PROVIDED RECORDS:
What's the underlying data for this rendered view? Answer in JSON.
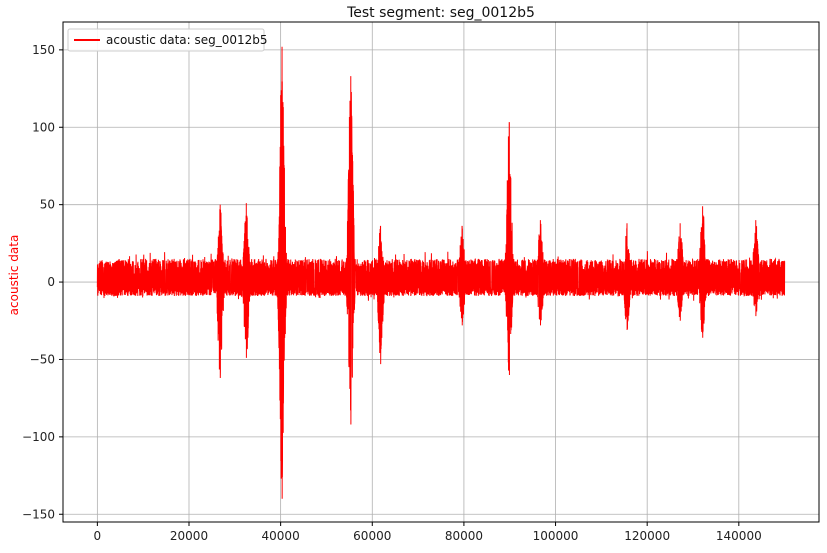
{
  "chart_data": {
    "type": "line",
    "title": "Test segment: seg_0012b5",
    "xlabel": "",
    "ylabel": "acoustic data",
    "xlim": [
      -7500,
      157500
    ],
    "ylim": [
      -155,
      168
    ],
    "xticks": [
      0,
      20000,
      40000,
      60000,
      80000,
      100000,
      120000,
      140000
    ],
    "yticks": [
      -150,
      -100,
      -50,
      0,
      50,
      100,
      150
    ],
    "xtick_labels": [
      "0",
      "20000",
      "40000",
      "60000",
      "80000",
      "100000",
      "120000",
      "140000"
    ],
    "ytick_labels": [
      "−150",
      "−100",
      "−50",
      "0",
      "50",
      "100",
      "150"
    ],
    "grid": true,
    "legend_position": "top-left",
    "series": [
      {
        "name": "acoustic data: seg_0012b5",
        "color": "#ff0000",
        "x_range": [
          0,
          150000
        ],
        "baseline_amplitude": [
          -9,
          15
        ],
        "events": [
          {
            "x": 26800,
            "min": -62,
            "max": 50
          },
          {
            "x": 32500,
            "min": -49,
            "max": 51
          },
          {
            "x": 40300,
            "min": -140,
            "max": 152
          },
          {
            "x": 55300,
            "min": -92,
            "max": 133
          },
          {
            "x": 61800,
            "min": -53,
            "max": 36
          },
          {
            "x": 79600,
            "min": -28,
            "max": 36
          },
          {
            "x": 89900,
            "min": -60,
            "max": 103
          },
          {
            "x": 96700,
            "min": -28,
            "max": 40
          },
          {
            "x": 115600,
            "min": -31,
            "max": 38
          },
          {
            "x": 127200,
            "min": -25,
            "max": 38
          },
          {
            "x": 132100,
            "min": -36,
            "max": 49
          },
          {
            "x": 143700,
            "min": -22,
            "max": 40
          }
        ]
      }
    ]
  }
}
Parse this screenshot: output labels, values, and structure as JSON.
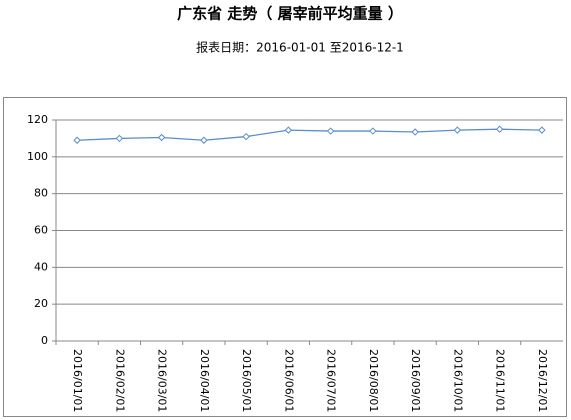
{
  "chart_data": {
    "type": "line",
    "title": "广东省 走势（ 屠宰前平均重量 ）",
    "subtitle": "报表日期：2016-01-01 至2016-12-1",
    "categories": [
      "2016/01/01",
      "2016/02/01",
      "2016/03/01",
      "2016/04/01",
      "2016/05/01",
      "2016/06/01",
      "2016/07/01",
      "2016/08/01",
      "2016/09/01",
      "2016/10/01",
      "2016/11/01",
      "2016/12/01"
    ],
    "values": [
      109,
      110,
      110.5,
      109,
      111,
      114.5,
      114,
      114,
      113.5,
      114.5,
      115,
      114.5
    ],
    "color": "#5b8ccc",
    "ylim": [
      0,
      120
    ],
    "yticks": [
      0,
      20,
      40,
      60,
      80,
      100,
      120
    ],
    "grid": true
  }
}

...

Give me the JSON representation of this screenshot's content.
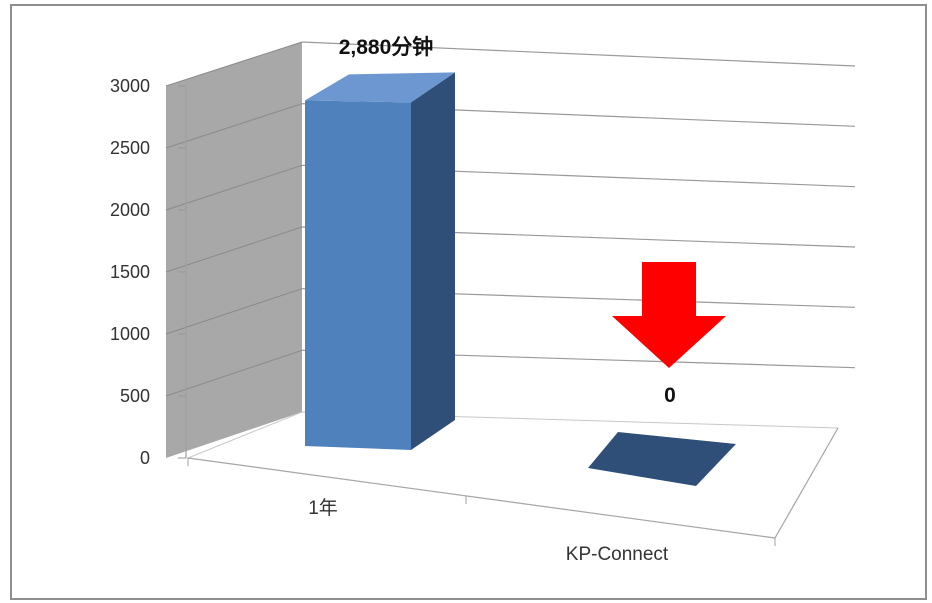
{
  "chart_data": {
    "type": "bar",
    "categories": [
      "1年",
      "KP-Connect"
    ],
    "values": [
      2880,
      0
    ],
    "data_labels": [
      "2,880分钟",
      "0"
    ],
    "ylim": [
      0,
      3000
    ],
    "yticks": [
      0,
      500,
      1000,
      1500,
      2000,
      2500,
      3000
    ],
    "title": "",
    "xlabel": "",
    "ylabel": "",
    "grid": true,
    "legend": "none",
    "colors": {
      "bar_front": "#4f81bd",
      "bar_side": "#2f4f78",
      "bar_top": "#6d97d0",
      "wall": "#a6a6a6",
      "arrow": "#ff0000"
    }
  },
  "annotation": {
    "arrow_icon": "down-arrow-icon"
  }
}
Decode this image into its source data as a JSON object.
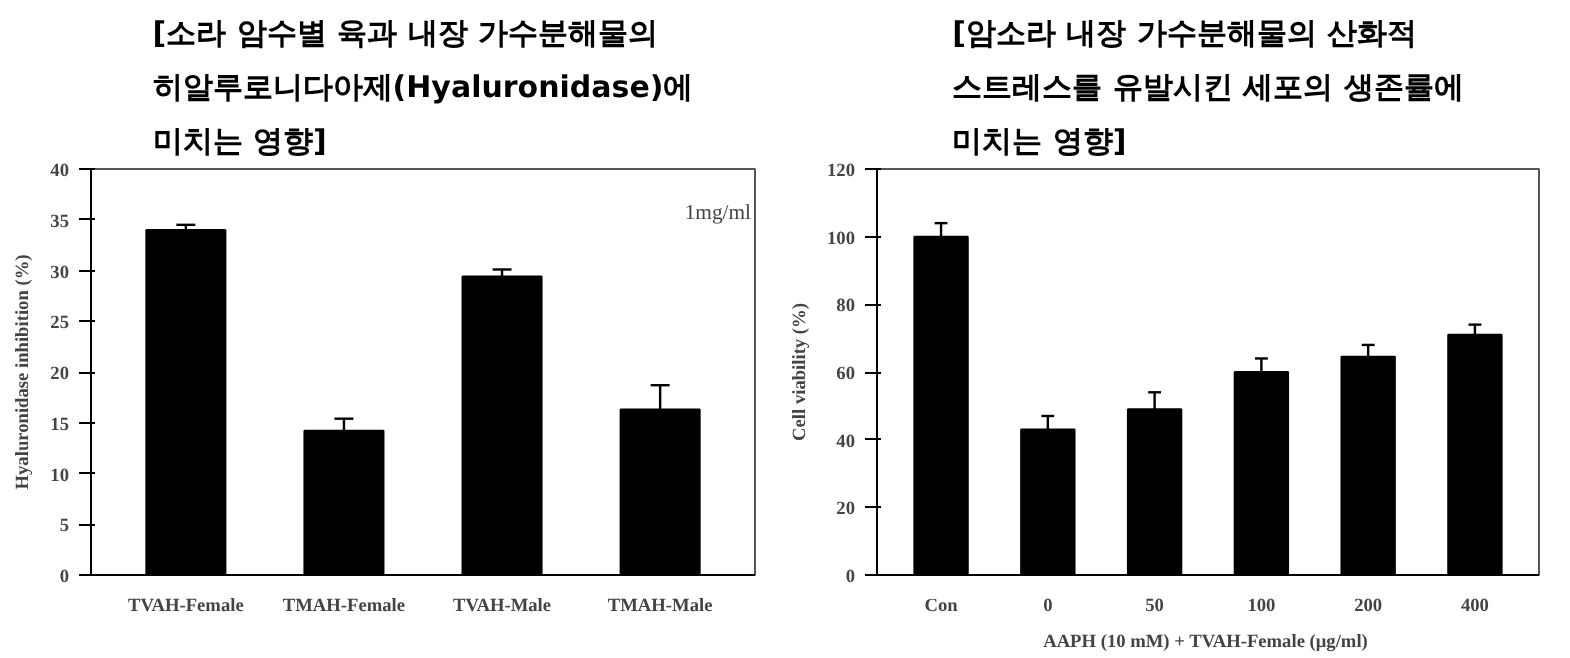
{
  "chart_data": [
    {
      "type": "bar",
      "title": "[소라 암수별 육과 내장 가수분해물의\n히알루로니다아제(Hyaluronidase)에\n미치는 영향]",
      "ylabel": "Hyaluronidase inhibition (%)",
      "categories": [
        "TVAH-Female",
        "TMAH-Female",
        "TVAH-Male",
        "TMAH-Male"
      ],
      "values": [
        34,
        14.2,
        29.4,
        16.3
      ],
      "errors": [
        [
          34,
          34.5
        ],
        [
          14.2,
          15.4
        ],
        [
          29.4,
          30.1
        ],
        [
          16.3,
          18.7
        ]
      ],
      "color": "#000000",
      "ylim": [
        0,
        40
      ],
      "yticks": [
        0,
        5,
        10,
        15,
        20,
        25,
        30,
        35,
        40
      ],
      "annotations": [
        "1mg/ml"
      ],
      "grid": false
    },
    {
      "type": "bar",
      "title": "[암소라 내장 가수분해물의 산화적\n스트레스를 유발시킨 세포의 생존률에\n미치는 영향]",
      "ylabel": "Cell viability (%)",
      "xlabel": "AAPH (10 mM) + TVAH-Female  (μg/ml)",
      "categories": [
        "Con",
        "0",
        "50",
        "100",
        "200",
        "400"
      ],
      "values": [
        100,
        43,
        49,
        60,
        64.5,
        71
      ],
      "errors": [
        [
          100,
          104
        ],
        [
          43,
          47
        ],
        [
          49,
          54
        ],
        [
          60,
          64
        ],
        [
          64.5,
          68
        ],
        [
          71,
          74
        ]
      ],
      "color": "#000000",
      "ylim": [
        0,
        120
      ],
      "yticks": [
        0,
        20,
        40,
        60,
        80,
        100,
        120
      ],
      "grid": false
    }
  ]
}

TASK GOAL: Output nothing but the number of lines in the data containing the string "Female".

ANSWER FOR THIS EXERCISE: 3